YOUR OBJECTIVE
Provide an exact transcription of all the records.

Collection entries

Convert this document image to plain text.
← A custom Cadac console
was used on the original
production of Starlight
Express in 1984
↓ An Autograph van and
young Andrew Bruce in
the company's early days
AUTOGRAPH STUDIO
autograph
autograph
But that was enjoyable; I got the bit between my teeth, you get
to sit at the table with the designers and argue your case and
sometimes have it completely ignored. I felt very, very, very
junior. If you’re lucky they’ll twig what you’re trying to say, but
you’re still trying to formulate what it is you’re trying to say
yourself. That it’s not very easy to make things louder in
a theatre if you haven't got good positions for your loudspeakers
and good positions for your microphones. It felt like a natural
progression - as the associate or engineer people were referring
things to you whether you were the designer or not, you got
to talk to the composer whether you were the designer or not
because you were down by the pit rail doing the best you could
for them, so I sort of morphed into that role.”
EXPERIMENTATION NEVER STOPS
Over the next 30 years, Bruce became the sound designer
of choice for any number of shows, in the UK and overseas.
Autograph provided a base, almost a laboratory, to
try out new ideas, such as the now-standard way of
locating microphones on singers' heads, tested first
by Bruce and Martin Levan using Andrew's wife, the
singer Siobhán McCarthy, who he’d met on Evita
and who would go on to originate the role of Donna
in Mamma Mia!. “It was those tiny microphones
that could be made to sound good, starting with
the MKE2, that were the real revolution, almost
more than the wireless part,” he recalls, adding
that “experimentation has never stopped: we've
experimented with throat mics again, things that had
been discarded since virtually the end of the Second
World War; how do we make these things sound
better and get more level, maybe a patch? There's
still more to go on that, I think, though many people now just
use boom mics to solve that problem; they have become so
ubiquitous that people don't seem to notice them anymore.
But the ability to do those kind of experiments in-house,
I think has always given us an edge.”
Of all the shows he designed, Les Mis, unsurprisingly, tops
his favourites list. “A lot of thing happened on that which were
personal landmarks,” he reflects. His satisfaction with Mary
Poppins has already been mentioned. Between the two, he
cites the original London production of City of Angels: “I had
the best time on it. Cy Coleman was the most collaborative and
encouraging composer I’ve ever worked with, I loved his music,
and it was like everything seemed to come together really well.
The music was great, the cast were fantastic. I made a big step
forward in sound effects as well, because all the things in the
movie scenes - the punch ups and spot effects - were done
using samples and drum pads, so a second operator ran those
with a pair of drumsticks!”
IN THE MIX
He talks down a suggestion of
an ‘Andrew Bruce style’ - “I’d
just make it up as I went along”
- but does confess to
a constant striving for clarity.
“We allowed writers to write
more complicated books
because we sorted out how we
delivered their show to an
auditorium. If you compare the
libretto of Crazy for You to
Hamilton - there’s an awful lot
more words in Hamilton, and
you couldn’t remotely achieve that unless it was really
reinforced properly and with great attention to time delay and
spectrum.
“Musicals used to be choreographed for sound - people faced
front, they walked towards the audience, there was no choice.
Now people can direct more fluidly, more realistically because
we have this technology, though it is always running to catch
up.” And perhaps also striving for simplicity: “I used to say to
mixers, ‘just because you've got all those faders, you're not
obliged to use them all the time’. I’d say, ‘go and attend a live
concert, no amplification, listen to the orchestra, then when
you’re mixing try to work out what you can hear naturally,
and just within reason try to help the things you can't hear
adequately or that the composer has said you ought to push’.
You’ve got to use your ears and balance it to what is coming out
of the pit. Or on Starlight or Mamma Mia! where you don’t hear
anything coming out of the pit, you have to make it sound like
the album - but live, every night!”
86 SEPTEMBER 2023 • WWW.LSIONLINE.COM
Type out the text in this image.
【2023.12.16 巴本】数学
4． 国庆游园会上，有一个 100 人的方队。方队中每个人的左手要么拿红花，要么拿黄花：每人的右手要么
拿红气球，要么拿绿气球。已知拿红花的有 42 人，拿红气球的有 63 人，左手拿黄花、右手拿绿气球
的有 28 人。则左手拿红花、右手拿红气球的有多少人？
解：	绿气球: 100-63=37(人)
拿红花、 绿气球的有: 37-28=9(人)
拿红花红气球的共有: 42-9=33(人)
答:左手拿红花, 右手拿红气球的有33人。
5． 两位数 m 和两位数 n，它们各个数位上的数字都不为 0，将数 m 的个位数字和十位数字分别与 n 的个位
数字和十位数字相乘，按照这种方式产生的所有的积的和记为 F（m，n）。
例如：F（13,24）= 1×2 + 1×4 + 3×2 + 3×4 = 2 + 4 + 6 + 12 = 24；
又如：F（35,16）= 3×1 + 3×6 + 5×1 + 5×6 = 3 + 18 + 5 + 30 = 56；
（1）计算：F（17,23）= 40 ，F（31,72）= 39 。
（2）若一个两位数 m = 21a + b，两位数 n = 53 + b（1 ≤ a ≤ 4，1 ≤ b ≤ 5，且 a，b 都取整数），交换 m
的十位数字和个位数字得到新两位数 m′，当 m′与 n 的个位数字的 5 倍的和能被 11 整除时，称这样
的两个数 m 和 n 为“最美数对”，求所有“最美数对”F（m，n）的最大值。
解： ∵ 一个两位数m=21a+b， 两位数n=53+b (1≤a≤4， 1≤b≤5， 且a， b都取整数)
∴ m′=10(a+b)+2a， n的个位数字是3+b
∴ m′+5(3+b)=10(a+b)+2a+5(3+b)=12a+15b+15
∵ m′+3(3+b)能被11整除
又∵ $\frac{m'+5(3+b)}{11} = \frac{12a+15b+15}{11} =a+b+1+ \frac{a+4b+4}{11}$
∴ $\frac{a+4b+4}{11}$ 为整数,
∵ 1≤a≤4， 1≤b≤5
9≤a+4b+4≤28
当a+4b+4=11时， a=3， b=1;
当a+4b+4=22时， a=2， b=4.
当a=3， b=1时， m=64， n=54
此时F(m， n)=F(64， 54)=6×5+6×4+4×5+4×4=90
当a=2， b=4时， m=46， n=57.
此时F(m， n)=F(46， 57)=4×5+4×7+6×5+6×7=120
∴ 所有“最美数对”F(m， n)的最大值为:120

CORRECT RESULT
Convert this document image to plain text.
← A custom Cadac console
was used on the original
production of Starlight
Express in 1984
↓ An Autograph van and
young Andrew Bruce in
the company's early days
AUTOGRAPH STUDIO
autograph
autograph
But that was enjoyable; I got the bit between my teeth, you get
to sit at the table with the designers and argue your case and
sometimes have it completely ignored. I felt very, very, very
junior. If you’re lucky they’ll twig what you’re trying to say, but
you’re still trying to formulate what it is you’re trying to say
yourself. That it’s not very easy to make things louder in
a theatre if you haven't got good positions for your loudspeakers
and good positions for your microphones. It felt like a natural
progression - as the associate or engineer people were referring
things to you whether you were the designer or not, you got
to talk to the composer whether you were the designer or not
because you were down by the pit rail doing the best you could
for them, so I sort of morphed into that role.”
EXPERIMENTATION NEVER STOPS
Over the next 30 years, Bruce became the sound designer
of choice for any number of shows, in the UK and overseas.
Autograph provided a base, almost a laboratory, to
try out new ideas, such as the now-standard way of
locating microphones on singers' heads, tested first
by Bruce and Martin Levan using Andrew's wife, the
singer Siobhán McCarthy, who he’d met on Evita
and who would go on to originate the role of Donna
in Mamma Mia!. “It was those tiny microphones
that could be made to sound good, starting with
the MKE2, that were the real revolution, almost
more than the wireless part,” he recalls, adding
that “experimentation has never stopped: we've
experimented with throat mics again, things that had
been discarded since virtually the end of the Second
World War; how do we make these things sound
better and get more level, maybe a patch? There's
still more to go on that, I think, though many people now just
use boom mics to solve that problem; they have become so
ubiquitous that people don't seem to notice them anymore.
But the ability to do those kind of experiments in-house,
I think has always given us an edge.”
Of all the shows he designed, Les Mis, unsurprisingly, tops
his favourites list. “A lot of thing happened on that which were
personal landmarks,” he reflects. His satisfaction with Mary
Poppins has already been mentioned. Between the two, he
cites the original London production of City of Angels: “I had
the best time on it. Cy Coleman was the most collaborative and
encouraging composer I’ve ever worked with, I loved his music,
and it was like everything seemed to come together really well.
The music was great, the cast were fantastic. I made a big step
forward in sound effects as well, because all the things in the
movie scenes - the punch ups and spot effects - were done
using samples and drum pads, so a second operator ran those
with a pair of drumsticks!”
IN THE MIX
He talks down a suggestion of
an ‘Andrew Bruce style’ - “I’d
just make it up as I went along”
- but does confess to
a constant striving for clarity.
“We allowed writers to write
more complicated books
because we sorted out how we
delivered their show to an
auditorium. If you compare the
libretto of Crazy for You to
Hamilton - there’s an awful lot
more words in Hamilton, and
you couldn’t remotely achieve that unless it was really
reinforced properly and with great attention to time delay and
spectrum.
“Musicals used to be choreographed for sound - people faced
front, they walked towards the audience, there was no choice.
Now people can direct more fluidly, more realistically because
we have this technology, though it is always running to catch
up.” And perhaps also striving for simplicity: “I used to say to
mixers, ‘just because you've got all those faders, you're not
obliged to use them all the time’. I’d say, ‘go and attend a live
concert, no amplification, listen to the orchestra, then when
you’re mixing try to work out what you can hear naturally,
and just within reason try to help the things you can't hear
adequately or that the composer has said you ought to push’.
You’ve got to use your ears and balance it to what is coming out
of the pit. Or on Starlight or Mamma Mia! where you don’t hear
anything coming out of the pit, you have to make it sound like
the album - but live, every night!”
86 SEPTEMBER 2023 • WWW.LSIONLINE.COM
Type out the text in this image.
【2023.12.16 巴本】数学
4． 国庆游园会上，有一个 100 人的方队。方队中每个人的左手要么拿红花，要么拿黄花：每人的右手要么
拿红气球，要么拿绿气球。已知拿红花的有 42 人，拿红气球的有 63 人，左手拿黄花、右手拿绿气球
的有 28 人。则左手拿红花、右手拿红气球的有多少人？
解：	绿气球: 100-63=37(人)
拿红花、 绿气球的有: 37-28=9(人)
拿红花红气球的共有: 42-9=33(人)
答:左手拿红花, 右手拿红气球的有33人。
5． 两位数 m 和两位数 n，它们各个数位上的数字都不为 0，将数 m 的个位数字和十位数字分别与 n 的个位
数字和十位数字相乘，按照这种方式产生的所有的积的和记为 F（m，n）。
例如：F（13,24）= 1×2 + 1×4 + 3×2 + 3×4 = 2 + 4 + 6 + 12 = 24；
又如：F（35,16）= 3×1 + 3×6 + 5×1 + 5×6 = 3 + 18 + 5 + 30 = 56；
（1）计算：F（17,23）= 40 ，F（31,72）= 39 。
（2）若一个两位数 m = 21a + b，两位数 n = 53 + b（1 ≤ a ≤ 4，1 ≤ b ≤ 5，且 a，b 都取整数），交换 m
的十位数字和个位数字得到新两位数 m′，当 m′与 n 的个位数字的 5 倍的和能被 11 整除时，称这样
的两个数 m 和 n 为“最美数对”，求所有“最美数对”F（m，n）的最大值。
解： ∵ 一个两位数m=21a+b， 两位数n=53+b (1≤a≤4， 1≤b≤5， 且a， b都取整数)
∴ m′=10(a+b)+2a， n的个位数字是3+b
∴ m′+5(3+b)=10(a+b)+2a+5(3+b)=12a+15b+15
∵ m′+3(3+b)能被11整除
又∵ $\frac{m'+5(3+b)}{11} = \frac{12a+15b+15}{11} =a+b+1+ \frac{a+4b+4}{11}$
∴ $\frac{a+4b+4}{11}$ 为整数,
∵ 1≤a≤4， 1≤b≤5
9≤a+4b+4≤28
当a+4b+4=11时， a=3， b=1;
当a+4b+4=22时， a=2， b=4.
当a=3， b=1时， m=64， n=54
此时F(m， n)=F(64， 54)=6×5+6×4+4×5+4×4=90
当a=2， b=4时， m=46， n=57.
此时F(m， n)=F(46， 57)=4×5+4×7+6×5+6×7=120
∴ 所有“最美数对”F(m， n)的最大值为:120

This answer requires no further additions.